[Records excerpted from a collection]
━━━━━━━━
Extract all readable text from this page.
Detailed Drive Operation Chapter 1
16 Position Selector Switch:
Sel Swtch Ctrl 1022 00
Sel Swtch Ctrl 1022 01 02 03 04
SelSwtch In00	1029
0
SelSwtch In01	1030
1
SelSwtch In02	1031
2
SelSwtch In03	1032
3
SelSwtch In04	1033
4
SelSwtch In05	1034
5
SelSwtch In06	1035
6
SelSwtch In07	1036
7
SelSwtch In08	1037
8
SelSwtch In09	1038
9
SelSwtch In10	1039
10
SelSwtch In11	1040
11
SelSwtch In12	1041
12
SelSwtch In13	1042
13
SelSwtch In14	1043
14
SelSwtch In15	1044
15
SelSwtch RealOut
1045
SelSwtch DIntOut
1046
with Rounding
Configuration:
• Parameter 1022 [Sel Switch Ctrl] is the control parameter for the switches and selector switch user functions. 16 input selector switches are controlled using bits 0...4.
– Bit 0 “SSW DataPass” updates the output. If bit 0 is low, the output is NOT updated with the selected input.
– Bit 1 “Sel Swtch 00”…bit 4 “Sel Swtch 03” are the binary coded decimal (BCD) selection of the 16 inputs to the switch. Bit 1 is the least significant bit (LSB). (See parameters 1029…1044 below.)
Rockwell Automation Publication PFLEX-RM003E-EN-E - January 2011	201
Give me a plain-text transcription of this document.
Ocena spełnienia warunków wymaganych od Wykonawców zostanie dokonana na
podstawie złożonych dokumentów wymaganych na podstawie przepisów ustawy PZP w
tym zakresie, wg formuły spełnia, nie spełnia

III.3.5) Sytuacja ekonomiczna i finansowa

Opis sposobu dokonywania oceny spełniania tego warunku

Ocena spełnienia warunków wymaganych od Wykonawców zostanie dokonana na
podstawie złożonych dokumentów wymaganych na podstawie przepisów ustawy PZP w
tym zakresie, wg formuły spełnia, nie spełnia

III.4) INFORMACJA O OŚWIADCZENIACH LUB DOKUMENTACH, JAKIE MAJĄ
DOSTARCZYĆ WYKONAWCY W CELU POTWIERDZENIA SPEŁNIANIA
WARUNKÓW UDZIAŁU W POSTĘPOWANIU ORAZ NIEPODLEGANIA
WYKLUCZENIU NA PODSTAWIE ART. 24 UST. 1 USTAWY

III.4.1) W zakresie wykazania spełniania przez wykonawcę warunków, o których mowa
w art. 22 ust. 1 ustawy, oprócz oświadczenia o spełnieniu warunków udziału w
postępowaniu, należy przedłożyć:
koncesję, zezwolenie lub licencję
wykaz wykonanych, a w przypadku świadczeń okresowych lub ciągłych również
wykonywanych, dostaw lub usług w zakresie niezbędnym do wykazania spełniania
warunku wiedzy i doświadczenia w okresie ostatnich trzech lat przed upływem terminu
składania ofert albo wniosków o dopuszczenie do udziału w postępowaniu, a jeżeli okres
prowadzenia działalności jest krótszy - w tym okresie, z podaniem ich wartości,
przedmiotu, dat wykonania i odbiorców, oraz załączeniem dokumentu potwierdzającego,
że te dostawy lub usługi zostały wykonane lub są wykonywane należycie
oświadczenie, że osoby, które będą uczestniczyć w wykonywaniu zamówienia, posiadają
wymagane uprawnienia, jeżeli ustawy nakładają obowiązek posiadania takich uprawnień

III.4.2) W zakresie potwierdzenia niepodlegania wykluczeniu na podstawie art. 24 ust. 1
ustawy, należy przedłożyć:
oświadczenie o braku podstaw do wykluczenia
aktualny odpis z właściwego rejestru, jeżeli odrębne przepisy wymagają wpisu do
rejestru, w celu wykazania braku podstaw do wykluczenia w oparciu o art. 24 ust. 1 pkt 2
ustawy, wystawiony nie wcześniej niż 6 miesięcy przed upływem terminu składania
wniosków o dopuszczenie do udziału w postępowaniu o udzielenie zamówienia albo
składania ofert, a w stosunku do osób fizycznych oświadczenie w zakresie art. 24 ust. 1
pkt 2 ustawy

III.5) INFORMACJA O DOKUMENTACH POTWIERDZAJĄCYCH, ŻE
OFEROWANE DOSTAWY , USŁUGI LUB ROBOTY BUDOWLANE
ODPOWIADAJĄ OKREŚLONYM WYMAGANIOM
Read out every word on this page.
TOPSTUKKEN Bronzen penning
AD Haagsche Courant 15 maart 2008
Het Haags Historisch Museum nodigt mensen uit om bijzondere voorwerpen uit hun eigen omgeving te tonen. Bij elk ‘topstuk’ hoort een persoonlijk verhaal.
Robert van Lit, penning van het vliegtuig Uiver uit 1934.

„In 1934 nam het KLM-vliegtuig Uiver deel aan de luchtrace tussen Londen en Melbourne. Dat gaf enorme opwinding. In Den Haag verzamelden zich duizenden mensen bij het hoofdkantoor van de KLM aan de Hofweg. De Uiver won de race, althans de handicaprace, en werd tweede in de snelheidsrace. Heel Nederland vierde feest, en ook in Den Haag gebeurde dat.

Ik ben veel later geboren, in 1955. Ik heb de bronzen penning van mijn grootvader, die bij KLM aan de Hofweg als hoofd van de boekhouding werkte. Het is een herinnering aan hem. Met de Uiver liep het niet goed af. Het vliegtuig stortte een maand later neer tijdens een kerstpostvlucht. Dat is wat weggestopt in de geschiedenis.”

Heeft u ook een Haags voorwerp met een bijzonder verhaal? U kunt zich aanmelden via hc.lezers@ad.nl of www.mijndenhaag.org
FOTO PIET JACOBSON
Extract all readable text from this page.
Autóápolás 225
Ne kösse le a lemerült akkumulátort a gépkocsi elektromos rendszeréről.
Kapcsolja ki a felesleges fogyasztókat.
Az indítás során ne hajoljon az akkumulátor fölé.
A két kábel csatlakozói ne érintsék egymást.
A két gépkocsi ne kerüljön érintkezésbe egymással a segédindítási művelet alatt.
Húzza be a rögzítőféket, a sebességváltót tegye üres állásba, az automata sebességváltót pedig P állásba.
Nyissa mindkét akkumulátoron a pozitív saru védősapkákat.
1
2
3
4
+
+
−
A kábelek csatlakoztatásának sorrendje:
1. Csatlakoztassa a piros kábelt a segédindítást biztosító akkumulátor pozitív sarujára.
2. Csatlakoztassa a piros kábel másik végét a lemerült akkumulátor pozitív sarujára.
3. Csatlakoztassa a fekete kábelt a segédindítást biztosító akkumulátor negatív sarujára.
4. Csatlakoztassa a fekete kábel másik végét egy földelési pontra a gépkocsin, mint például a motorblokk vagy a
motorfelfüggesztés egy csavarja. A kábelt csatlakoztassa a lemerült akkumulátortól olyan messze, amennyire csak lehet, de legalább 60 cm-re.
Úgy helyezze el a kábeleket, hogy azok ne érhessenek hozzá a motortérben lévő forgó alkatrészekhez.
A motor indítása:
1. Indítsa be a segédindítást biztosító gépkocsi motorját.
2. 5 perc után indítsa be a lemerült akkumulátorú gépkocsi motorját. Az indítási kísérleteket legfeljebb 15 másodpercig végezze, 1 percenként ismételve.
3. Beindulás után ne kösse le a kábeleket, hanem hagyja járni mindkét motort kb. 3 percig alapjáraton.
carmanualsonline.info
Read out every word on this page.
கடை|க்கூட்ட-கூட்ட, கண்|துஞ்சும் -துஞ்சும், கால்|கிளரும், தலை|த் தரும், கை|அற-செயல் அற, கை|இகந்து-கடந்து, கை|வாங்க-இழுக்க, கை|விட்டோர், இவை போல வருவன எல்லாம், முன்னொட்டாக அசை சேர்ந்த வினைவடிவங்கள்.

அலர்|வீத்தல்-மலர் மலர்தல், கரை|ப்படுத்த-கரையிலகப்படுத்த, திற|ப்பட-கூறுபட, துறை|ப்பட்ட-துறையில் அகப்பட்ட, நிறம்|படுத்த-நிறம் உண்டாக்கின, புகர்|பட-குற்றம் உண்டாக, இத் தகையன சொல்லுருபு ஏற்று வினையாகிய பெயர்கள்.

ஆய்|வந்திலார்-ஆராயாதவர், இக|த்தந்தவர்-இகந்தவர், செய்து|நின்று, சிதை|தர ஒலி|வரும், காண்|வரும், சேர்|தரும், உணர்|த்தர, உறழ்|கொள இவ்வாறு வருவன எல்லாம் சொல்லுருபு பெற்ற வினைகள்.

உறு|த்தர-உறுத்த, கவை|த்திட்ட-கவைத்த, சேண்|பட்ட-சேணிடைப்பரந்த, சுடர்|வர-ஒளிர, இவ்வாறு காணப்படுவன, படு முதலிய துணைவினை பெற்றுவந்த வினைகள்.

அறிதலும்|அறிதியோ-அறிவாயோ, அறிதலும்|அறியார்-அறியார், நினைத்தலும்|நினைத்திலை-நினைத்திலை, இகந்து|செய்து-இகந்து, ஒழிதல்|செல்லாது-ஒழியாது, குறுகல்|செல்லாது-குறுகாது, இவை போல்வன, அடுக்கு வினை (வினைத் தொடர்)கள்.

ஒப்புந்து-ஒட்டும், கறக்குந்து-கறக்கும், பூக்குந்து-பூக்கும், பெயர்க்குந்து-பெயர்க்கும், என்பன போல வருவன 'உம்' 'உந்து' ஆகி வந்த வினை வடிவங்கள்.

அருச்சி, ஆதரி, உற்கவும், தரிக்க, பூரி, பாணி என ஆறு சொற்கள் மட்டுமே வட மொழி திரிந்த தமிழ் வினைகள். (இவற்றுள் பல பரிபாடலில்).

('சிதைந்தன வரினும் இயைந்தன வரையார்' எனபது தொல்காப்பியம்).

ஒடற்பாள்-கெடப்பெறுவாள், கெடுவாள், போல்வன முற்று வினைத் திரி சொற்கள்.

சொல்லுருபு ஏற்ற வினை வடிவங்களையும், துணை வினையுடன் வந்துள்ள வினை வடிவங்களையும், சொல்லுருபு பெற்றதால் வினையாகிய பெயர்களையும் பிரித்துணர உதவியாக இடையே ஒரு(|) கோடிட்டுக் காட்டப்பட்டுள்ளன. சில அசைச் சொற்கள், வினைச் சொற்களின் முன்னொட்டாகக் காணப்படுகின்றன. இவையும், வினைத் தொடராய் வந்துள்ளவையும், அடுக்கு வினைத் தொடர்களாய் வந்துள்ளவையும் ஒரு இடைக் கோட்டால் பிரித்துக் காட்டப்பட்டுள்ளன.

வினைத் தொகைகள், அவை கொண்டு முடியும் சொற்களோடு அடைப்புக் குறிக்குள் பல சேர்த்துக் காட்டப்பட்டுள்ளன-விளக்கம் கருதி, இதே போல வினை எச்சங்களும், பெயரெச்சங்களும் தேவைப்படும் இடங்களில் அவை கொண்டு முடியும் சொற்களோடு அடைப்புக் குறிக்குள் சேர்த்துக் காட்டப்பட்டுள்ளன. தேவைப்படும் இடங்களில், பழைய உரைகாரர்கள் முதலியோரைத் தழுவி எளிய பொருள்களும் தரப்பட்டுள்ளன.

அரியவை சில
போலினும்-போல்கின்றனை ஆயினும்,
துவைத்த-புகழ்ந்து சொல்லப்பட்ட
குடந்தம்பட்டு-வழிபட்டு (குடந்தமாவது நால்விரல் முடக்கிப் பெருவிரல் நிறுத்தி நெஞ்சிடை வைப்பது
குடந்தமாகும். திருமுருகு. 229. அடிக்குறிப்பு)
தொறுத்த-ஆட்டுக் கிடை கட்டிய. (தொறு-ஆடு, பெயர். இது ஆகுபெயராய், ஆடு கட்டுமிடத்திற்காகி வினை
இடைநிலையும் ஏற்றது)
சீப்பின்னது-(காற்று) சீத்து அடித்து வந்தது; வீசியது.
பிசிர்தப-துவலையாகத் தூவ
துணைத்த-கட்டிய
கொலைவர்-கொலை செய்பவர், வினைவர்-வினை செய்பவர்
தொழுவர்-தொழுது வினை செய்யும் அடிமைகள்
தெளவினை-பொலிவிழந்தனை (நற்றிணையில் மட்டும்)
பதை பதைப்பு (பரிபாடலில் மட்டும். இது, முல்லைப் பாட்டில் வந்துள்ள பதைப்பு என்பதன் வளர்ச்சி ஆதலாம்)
━━━━━━━━
**SHORT EXERCISE**: From the records given above, copy all lines containing "zich".

**RESULT**:
„In 1934 nam het KLM-vliegtuig Uiver deel aan de luchtrace tussen Londen en Melbourne. Dat gaf enorme opwinding. In Den Haag verzamelden zich duizenden mensen bij het hoofdkantoor van de KLM aan de Hofweg. De Uiver won de race, althans de handicaprace, en werd tweede in de snelheidsrace. Heel Nederland vierde feest, en ook in Den Haag gebeurde dat.
Heeft u ook een Haags voorwerp met een bijzonder verhaal? U kunt zich aanmelden via hc.lezers@ad.nl of www.mijndenhaag.org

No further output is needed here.